-- Start of Supplied material --
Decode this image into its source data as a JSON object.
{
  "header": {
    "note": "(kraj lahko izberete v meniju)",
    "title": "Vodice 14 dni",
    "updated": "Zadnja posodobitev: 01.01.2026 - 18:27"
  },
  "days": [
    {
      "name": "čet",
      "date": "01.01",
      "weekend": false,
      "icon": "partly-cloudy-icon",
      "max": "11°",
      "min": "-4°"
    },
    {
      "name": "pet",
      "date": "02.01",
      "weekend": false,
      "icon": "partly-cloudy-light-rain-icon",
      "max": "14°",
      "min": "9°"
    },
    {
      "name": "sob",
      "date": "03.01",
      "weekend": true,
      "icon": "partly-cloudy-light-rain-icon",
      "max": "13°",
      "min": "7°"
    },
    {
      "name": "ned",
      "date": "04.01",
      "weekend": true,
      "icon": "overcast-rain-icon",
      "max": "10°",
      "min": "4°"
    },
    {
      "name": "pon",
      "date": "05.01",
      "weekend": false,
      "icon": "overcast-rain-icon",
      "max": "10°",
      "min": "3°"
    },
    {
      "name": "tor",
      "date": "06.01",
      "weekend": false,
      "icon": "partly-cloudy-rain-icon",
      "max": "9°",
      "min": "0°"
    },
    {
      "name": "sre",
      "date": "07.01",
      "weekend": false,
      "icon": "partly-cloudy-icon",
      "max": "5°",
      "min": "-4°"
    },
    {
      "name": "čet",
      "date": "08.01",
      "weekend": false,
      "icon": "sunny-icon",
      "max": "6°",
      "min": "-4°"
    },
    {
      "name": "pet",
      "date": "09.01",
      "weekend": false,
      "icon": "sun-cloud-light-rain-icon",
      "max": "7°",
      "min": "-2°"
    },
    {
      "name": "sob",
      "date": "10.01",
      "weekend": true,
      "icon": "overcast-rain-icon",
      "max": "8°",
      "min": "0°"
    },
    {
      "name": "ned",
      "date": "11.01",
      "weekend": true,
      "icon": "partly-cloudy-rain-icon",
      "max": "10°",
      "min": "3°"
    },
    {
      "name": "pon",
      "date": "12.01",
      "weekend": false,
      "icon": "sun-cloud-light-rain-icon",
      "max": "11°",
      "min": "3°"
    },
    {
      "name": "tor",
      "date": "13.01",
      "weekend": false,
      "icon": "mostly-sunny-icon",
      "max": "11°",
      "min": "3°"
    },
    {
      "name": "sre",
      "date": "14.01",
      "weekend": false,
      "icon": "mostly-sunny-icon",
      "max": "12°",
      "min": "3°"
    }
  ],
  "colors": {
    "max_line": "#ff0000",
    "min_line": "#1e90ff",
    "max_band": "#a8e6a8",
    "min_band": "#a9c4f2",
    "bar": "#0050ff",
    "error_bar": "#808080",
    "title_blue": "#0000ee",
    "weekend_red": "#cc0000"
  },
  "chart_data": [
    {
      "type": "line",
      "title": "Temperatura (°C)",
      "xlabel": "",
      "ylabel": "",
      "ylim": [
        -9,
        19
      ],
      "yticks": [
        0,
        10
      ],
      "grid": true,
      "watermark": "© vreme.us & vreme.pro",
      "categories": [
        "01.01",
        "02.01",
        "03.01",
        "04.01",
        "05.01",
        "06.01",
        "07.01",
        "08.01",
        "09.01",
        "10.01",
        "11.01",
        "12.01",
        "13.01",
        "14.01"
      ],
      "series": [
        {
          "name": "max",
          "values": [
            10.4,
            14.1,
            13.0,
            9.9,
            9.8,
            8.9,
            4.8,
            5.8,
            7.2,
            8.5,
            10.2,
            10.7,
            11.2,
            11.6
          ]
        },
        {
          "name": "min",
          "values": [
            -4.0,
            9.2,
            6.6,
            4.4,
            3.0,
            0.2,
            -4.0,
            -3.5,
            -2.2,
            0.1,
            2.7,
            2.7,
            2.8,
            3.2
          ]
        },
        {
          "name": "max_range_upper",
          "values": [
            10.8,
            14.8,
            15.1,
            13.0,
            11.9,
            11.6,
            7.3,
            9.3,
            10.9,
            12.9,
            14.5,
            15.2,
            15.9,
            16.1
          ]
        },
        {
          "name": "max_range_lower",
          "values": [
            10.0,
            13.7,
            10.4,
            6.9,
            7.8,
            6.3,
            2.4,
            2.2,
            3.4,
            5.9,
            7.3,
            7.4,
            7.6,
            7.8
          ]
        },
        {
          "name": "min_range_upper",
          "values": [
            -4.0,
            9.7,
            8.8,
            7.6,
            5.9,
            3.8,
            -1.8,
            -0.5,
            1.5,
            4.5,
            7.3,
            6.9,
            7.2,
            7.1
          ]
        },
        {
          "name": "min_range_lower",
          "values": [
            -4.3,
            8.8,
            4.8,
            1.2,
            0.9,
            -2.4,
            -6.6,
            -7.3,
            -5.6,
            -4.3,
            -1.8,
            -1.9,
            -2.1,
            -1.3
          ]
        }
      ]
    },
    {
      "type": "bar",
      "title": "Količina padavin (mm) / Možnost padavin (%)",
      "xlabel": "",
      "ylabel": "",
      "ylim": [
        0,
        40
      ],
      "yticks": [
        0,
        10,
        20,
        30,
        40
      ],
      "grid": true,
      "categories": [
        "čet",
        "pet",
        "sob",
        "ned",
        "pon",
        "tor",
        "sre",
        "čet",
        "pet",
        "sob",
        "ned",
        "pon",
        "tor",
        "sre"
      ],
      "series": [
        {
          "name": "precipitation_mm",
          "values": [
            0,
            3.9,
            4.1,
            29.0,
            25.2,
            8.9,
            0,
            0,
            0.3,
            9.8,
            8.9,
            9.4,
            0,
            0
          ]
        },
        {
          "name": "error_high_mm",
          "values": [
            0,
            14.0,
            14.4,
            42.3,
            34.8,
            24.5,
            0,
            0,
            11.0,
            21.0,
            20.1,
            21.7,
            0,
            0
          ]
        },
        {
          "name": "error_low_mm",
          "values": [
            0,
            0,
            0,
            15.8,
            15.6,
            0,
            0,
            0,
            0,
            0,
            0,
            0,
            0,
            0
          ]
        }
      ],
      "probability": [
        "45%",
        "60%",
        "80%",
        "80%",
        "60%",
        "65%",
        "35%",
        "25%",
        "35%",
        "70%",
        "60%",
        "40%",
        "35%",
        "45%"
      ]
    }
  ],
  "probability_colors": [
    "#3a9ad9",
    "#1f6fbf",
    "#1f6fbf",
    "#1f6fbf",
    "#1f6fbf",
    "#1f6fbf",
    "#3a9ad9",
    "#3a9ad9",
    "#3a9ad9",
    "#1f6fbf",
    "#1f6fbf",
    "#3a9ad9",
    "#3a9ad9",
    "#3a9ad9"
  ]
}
-- End of Supplied material --
**Exercise description:** Copy all the records above exactly, missing none.

**Solution to the problem:**
Decode this image into its source data as a JSON object.
{
  "header": {
    "note": "(kraj lahko izberete v meniju)",
    "title": "Vodice 14 dni",
    "updated": "Zadnja posodobitev: 01.01.2026 - 18:27"
  },
  "days": [
    {
      "name": "čet",
      "date": "01.01",
      "weekend": false,
      "icon": "partly-cloudy-icon",
      "max": "11°",
      "min": "-4°"
    },
    {
      "name": "pet",
      "date": "02.01",
      "weekend": false,
      "icon": "partly-cloudy-light-rain-icon",
      "max": "14°",
      "min": "9°"
    },
    {
      "name": "sob",
      "date": "03.01",
      "weekend": true,
      "icon": "partly-cloudy-light-rain-icon",
      "max": "13°",
      "min": "7°"
    },
    {
      "name": "ned",
      "date": "04.01",
      "weekend": true,
      "icon": "overcast-rain-icon",
      "max": "10°",
      "min": "4°"
    },
    {
      "name": "pon",
      "date": "05.01",
      "weekend": false,
      "icon": "overcast-rain-icon",
      "max": "10°",
      "min": "3°"
    },
    {
      "name": "tor",
      "date": "06.01",
      "weekend": false,
      "icon": "partly-cloudy-rain-icon",
      "max": "9°",
      "min": "0°"
    },
    {
      "name": "sre",
      "date": "07.01",
      "weekend": false,
      "icon": "partly-cloudy-icon",
      "max": "5°",
      "min": "-4°"
    },
    {
      "name": "čet",
      "date": "08.01",
      "weekend": false,
      "icon": "sunny-icon",
      "max": "6°",
      "min": "-4°"
    },
    {
      "name": "pet",
      "date": "09.01",
      "weekend": false,
      "icon": "sun-cloud-light-rain-icon",
      "max": "7°",
      "min": "-2°"
    },
    {
      "name": "sob",
      "date": "10.01",
      "weekend": true,
      "icon": "overcast-rain-icon",
      "max": "8°",
      "min": "0°"
    },
    {
      "name": "ned",
      "date": "11.01",
      "weekend": true,
      "icon": "partly-cloudy-rain-icon",
      "max": "10°",
      "min": "3°"
    },
    {
      "name": "pon",
      "date": "12.01",
      "weekend": false,
      "icon": "sun-cloud-light-rain-icon",
      "max": "11°",
      "min": "3°"
    },
    {
      "name": "tor",
      "date": "13.01",
      "weekend": false,
      "icon": "mostly-sunny-icon",
      "max": "11°",
      "min": "3°"
    },
    {
      "name": "sre",
      "date": "14.01",
      "weekend": false,
      "icon": "mostly-sunny-icon",
      "max": "12°",
      "min": "3°"
    }
  ],
  "colors": {
    "max_line": "#ff0000",
    "min_line": "#1e90ff",
    "max_band": "#a8e6a8",
    "min_band": "#a9c4f2",
    "bar": "#0050ff",
    "error_bar": "#808080",
    "title_blue": "#0000ee",
    "weekend_red": "#cc0000"
  },
  "chart_data": [
    {
      "type": "line",
      "title": "Temperatura (°C)",
      "xlabel": "",
      "ylabel": "",
      "ylim": [
        -9,
        19
      ],
      "yticks": [
        0,
        10
      ],
      "grid": true,
      "watermark": "© vreme.us & vreme.pro",
      "categories": [
        "01.01",
        "02.01",
        "03.01",
        "04.01",
        "05.01",
        "06.01",
        "07.01",
        "08.01",
        "09.01",
        "10.01",
        "11.01",
        "12.01",
        "13.01",
        "14.01"
      ],
      "series": [
        {
          "name": "max",
          "values": [
            10.4,
            14.1,
            13.0,
            9.9,
            9.8,
            8.9,
            4.8,
            5.8,
            7.2,
            8.5,
            10.2,
            10.7,
            11.2,
            11.6
          ]
        },
        {
          "name": "min",
          "values": [
            -4.0,
            9.2,
            6.6,
            4.4,
            3.0,
            0.2,
            -4.0,
            -3.5,
            -2.2,
            0.1,
            2.7,
            2.7,
            2.8,
            3.2
          ]
        },
        {
          "name": "max_range_upper",
          "values": [
            10.8,
            14.8,
            15.1,
            13.0,
            11.9,
            11.6,
            7.3,
            9.3,
            10.9,
            12.9,
            14.5,
            15.2,
            15.9,
            16.1
          ]
        },
        {
          "name": "max_range_lower",
          "values": [
            10.0,
            13.7,
            10.4,
            6.9,
            7.8,
            6.3,
            2.4,
            2.2,
            3.4,
            5.9,
            7.3,
            7.4,
            7.6,
            7.8
          ]
        },
        {
          "name": "min_range_upper",
          "values": [
            -4.0,
            9.7,
            8.8,
            7.6,
            5.9,
            3.8,
            -1.8,
            -0.5,
            1.5,
            4.5,
            7.3,
            6.9,
            7.2,
            7.1
          ]
        },
        {
          "name": "min_range_lower",
          "values": [
            -4.3,
            8.8,
            4.8,
            1.2,
            0.9,
            -2.4,
            -6.6,
            -7.3,
            -5.6,
            -4.3,
            -1.8,
            -1.9,
            -2.1,
            -1.3
          ]
        }
      ]
    },
    {
      "type": "bar",
      "title": "Količina padavin (mm) / Možnost padavin (%)",
      "xlabel": "",
      "ylabel": "",
      "ylim": [
        0,
        40
      ],
      "yticks": [
        0,
        10,
        20,
        30,
        40
      ],
      "grid": true,
      "categories": [
        "čet",
        "pet",
        "sob",
        "ned",
        "pon",
        "tor",
        "sre",
        "čet",
        "pet",
        "sob",
        "ned",
        "pon",
        "tor",
        "sre"
      ],
      "series": [
        {
          "name": "precipitation_mm",
          "values": [
            0,
            3.9,
            4.1,
            29.0,
            25.2,
            8.9,
            0,
            0,
            0.3,
            9.8,
            8.9,
            9.4,
            0,
            0
          ]
        },
        {
          "name": "error_high_mm",
          "values": [
            0,
            14.0,
            14.4,
            42.3,
            34.8,
            24.5,
            0,
            0,
            11.0,
            21.0,
            20.1,
            21.7,
            0,
            0
          ]
        },
        {
          "name": "error_low_mm",
          "values": [
            0,
            0,
            0,
            15.8,
            15.6,
            0,
            0,
            0,
            0,
            0,
            0,
            0,
            0,
            0
          ]
        }
      ],
      "probability": [
        "45%",
        "60%",
        "80%",
        "80%",
        "60%",
        "65%",
        "35%",
        "25%",
        "35%",
        "70%",
        "60%",
        "40%",
        "35%",
        "45%"
      ]
    }
  ],
  "probability_colors": [
    "#3a9ad9",
    "#1f6fbf",
    "#1f6fbf",
    "#1f6fbf",
    "#1f6fbf",
    "#1f6fbf",
    "#3a9ad9",
    "#3a9ad9",
    "#3a9ad9",
    "#1f6fbf",
    "#1f6fbf",
    "#3a9ad9",
    "#3a9ad9",
    "#3a9ad9"
  ]
}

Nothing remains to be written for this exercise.